- _Figure dataset records_:
'''
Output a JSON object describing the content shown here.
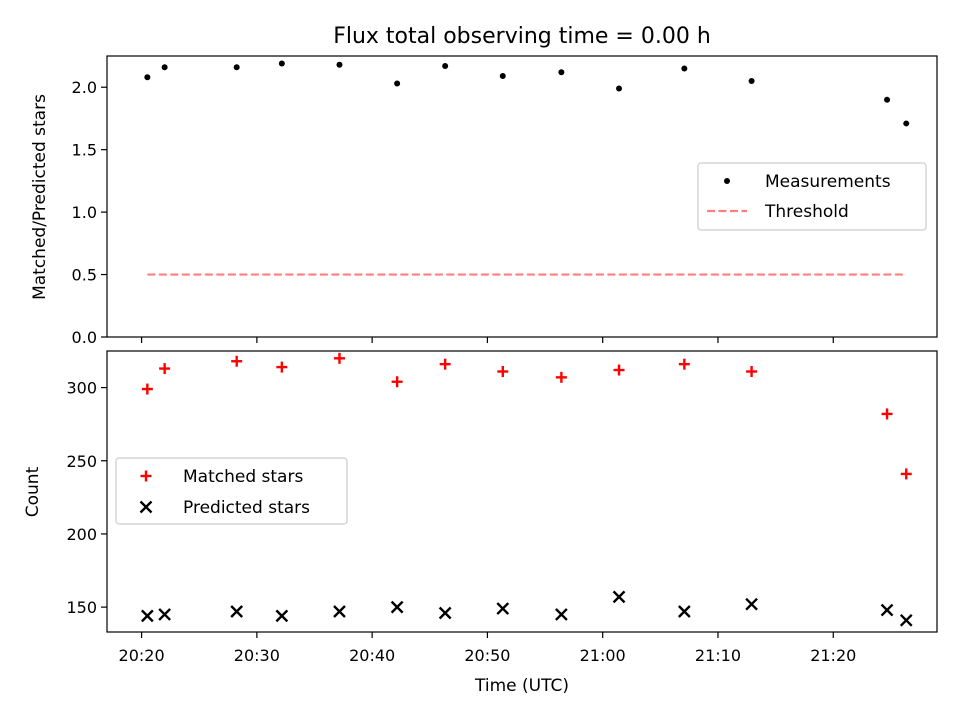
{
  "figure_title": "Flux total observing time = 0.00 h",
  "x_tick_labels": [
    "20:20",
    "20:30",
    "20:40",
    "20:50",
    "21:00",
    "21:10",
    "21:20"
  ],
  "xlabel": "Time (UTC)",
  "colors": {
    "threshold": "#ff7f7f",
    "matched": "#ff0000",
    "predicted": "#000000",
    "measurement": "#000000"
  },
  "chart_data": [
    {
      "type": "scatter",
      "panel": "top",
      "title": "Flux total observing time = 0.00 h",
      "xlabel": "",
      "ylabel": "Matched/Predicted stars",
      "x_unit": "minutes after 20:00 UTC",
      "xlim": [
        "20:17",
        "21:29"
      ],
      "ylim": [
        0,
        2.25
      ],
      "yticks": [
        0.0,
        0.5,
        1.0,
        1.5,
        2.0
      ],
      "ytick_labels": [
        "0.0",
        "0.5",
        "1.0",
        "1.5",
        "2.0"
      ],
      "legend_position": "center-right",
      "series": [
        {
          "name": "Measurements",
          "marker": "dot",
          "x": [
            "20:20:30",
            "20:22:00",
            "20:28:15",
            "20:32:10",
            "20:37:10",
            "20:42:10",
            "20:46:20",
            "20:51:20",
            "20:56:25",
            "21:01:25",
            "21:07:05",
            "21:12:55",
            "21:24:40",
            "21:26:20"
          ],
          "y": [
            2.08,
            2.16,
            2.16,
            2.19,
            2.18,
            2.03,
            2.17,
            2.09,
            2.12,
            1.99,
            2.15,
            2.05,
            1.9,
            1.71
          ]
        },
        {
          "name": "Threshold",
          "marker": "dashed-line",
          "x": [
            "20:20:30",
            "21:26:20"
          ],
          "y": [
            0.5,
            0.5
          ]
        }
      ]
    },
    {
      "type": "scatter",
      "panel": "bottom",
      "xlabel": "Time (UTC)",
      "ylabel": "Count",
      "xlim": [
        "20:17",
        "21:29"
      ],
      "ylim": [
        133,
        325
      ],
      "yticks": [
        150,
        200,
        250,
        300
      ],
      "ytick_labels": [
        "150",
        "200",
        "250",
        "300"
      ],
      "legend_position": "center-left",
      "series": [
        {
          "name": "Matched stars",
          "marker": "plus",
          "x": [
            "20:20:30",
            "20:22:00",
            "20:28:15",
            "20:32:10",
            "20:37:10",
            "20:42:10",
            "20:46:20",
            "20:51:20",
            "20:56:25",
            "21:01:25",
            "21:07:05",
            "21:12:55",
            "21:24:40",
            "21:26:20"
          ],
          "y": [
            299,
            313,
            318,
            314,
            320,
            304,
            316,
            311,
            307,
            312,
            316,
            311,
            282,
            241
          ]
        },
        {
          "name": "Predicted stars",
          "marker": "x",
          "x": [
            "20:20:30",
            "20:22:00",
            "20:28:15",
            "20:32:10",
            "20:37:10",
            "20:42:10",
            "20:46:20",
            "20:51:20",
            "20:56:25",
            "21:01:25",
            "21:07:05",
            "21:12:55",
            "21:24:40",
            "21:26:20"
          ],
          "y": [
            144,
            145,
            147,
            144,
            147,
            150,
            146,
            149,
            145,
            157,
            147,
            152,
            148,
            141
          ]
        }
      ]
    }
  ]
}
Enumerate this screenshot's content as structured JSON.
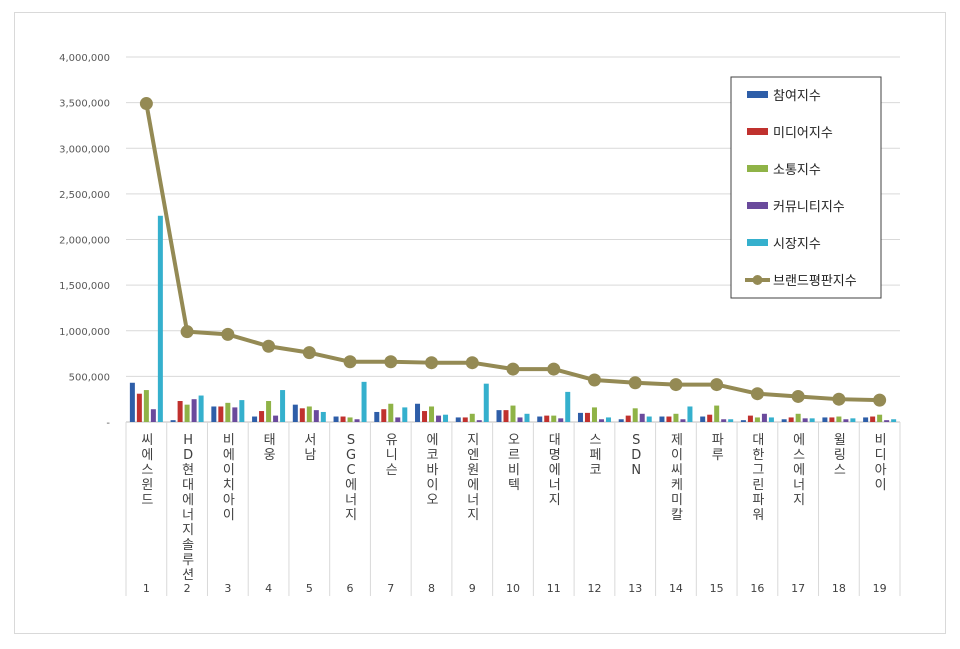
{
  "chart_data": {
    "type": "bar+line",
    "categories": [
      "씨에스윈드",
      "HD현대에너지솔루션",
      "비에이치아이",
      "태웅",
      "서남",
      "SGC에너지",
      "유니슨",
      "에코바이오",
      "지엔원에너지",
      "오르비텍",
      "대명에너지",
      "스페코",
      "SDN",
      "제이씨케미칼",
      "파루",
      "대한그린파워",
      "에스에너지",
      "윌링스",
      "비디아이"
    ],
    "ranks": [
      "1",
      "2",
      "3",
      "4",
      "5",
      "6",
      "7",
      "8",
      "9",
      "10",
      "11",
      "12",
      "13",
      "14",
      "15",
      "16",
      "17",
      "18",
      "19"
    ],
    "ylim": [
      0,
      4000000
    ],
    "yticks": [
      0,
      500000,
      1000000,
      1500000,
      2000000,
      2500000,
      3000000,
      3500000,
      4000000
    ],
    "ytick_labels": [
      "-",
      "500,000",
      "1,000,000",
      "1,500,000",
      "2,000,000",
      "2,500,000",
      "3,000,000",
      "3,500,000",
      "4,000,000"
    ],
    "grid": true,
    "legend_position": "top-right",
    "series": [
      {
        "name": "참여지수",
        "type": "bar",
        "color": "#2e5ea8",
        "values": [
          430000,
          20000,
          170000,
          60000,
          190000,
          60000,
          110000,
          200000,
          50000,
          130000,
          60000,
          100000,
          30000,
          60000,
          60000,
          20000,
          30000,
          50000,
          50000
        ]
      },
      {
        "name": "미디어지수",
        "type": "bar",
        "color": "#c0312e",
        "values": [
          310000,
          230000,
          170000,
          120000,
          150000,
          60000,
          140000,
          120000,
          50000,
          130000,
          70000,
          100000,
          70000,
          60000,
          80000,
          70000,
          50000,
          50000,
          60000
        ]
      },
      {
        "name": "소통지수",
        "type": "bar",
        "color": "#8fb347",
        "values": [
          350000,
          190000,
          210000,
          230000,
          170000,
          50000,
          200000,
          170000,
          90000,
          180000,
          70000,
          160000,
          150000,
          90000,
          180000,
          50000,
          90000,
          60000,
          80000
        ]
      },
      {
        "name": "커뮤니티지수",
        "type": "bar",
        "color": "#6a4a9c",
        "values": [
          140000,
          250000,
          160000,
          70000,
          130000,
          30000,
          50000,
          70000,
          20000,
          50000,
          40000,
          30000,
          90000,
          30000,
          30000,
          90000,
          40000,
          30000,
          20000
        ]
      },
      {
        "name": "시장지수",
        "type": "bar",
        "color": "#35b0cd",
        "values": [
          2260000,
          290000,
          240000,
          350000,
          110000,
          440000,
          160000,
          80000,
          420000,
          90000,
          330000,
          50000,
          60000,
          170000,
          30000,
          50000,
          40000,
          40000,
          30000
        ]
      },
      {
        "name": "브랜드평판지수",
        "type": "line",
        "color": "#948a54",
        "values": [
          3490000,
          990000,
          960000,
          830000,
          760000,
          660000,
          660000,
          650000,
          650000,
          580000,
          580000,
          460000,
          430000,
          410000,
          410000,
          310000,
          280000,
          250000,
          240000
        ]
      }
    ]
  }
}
'''
- _Written exercise_: Reproduce the listing word for word and omit its pictures.

- _Exercise response_:
Output a JSON object describing the content shown here.
{
  "figure_title": "Flux total observing time = 0.00 h",
  "x_tick_labels": [
    "20:20",
    "20:30",
    "20:40",
    "20:50",
    "21:00",
    "21:10",
    "21:20"
  ],
  "xlabel": "Time (UTC)",
  "colors": {
    "threshold": "#ff7f7f",
    "matched": "#ff0000",
    "predicted": "#000000",
    "measurement": "#000000"
  },
  "chart_data": [
    {
      "type": "scatter",
      "panel": "top",
      "title": "Flux total observing time = 0.00 h",
      "xlabel": "",
      "ylabel": "Matched/Predicted stars",
      "x_unit": "minutes after 20:00 UTC",
      "xlim": [
        "20:17",
        "21:29"
      ],
      "ylim": [
        0,
        2.25
      ],
      "yticks": [
        0.0,
        0.5,
        1.0,
        1.5,
        2.0
      ],
      "ytick_labels": [
        "0.0",
        "0.5",
        "1.0",
        "1.5",
        "2.0"
      ],
      "legend_position": "center-right",
      "series": [
        {
          "name": "Measurements",
          "marker": "dot",
          "x": [
            "20:20:30",
            "20:22:00",
            "20:28:15",
            "20:32:10",
            "20:37:10",
            "20:42:10",
            "20:46:20",
            "20:51:20",
            "20:56:25",
            "21:01:25",
            "21:07:05",
            "21:12:55",
            "21:24:40",
            "21:26:20"
          ],
          "y": [
            2.08,
            2.16,
            2.16,
            2.19,
            2.18,
            2.03,
            2.17,
            2.09,
            2.12,
            1.99,
            2.15,
            2.05,
            1.9,
            1.71
          ]
        },
        {
          "name": "Threshold",
          "marker": "dashed-line",
          "x": [
            "20:20:30",
            "21:26:20"
          ],
          "y": [
            0.5,
            0.5
          ]
        }
      ]
    },
    {
      "type": "scatter",
      "panel": "bottom",
      "xlabel": "Time (UTC)",
      "ylabel": "Count",
      "xlim": [
        "20:17",
        "21:29"
      ],
      "ylim": [
        133,
        325
      ],
      "yticks": [
        150,
        200,
        250,
        300
      ],
      "ytick_labels": [
        "150",
        "200",
        "250",
        "300"
      ],
      "legend_position": "center-left",
      "series": [
        {
          "name": "Matched stars",
          "marker": "plus",
          "x": [
            "20:20:30",
            "20:22:00",
            "20:28:15",
            "20:32:10",
            "20:37:10",
            "20:42:10",
            "20:46:20",
            "20:51:20",
            "20:56:25",
            "21:01:25",
            "21:07:05",
            "21:12:55",
            "21:24:40",
            "21:26:20"
          ],
          "y": [
            299,
            313,
            318,
            314,
            320,
            304,
            316,
            311,
            307,
            312,
            316,
            311,
            282,
            241
          ]
        },
        {
          "name": "Predicted stars",
          "marker": "x",
          "x": [
            "20:20:30",
            "20:22:00",
            "20:28:15",
            "20:32:10",
            "20:37:10",
            "20:42:10",
            "20:46:20",
            "20:51:20",
            "20:56:25",
            "21:01:25",
            "21:07:05",
            "21:12:55",
            "21:24:40",
            "21:26:20"
          ],
          "y": [
            144,
            145,
            147,
            144,
            147,
            150,
            146,
            149,
            145,
            157,
            147,
            152,
            148,
            141
          ]
        }
      ]
    }
  ]
}
Enumerate this screenshot's content as structured JSON.
{
  "chart_data": {
    "type": "bar+line",
    "categories": [
      "씨에스윈드",
      "HD현대에너지솔루션",
      "비에이치아이",
      "태웅",
      "서남",
      "SGC에너지",
      "유니슨",
      "에코바이오",
      "지엔원에너지",
      "오르비텍",
      "대명에너지",
      "스페코",
      "SDN",
      "제이씨케미칼",
      "파루",
      "대한그린파워",
      "에스에너지",
      "윌링스",
      "비디아이"
    ],
    "ranks": [
      "1",
      "2",
      "3",
      "4",
      "5",
      "6",
      "7",
      "8",
      "9",
      "10",
      "11",
      "12",
      "13",
      "14",
      "15",
      "16",
      "17",
      "18",
      "19"
    ],
    "ylim": [
      0,
      4000000
    ],
    "yticks": [
      0,
      500000,
      1000000,
      1500000,
      2000000,
      2500000,
      3000000,
      3500000,
      4000000
    ],
    "ytick_labels": [
      "-",
      "500,000",
      "1,000,000",
      "1,500,000",
      "2,000,000",
      "2,500,000",
      "3,000,000",
      "3,500,000",
      "4,000,000"
    ],
    "grid": true,
    "legend_position": "top-right",
    "series": [
      {
        "name": "참여지수",
        "type": "bar",
        "color": "#2e5ea8",
        "values": [
          430000,
          20000,
          170000,
          60000,
          190000,
          60000,
          110000,
          200000,
          50000,
          130000,
          60000,
          100000,
          30000,
          60000,
          60000,
          20000,
          30000,
          50000,
          50000
        ]
      },
      {
        "name": "미디어지수",
        "type": "bar",
        "color": "#c0312e",
        "values": [
          310000,
          230000,
          170000,
          120000,
          150000,
          60000,
          140000,
          120000,
          50000,
          130000,
          70000,
          100000,
          70000,
          60000,
          80000,
          70000,
          50000,
          50000,
          60000
        ]
      },
      {
        "name": "소통지수",
        "type": "bar",
        "color": "#8fb347",
        "values": [
          350000,
          190000,
          210000,
          230000,
          170000,
          50000,
          200000,
          170000,
          90000,
          180000,
          70000,
          160000,
          150000,
          90000,
          180000,
          50000,
          90000,
          60000,
          80000
        ]
      },
      {
        "name": "커뮤니티지수",
        "type": "bar",
        "color": "#6a4a9c",
        "values": [
          140000,
          250000,
          160000,
          70000,
          130000,
          30000,
          50000,
          70000,
          20000,
          50000,
          40000,
          30000,
          90000,
          30000,
          30000,
          90000,
          40000,
          30000,
          20000
        ]
      },
      {
        "name": "시장지수",
        "type": "bar",
        "color": "#35b0cd",
        "values": [
          2260000,
          290000,
          240000,
          350000,
          110000,
          440000,
          160000,
          80000,
          420000,
          90000,
          330000,
          50000,
          60000,
          170000,
          30000,
          50000,
          40000,
          40000,
          30000
        ]
      },
      {
        "name": "브랜드평판지수",
        "type": "line",
        "color": "#948a54",
        "values": [
          3490000,
          990000,
          960000,
          830000,
          760000,
          660000,
          660000,
          650000,
          650000,
          580000,
          580000,
          460000,
          430000,
          410000,
          410000,
          310000,
          280000,
          250000,
          240000
        ]
      }
    ]
  }
}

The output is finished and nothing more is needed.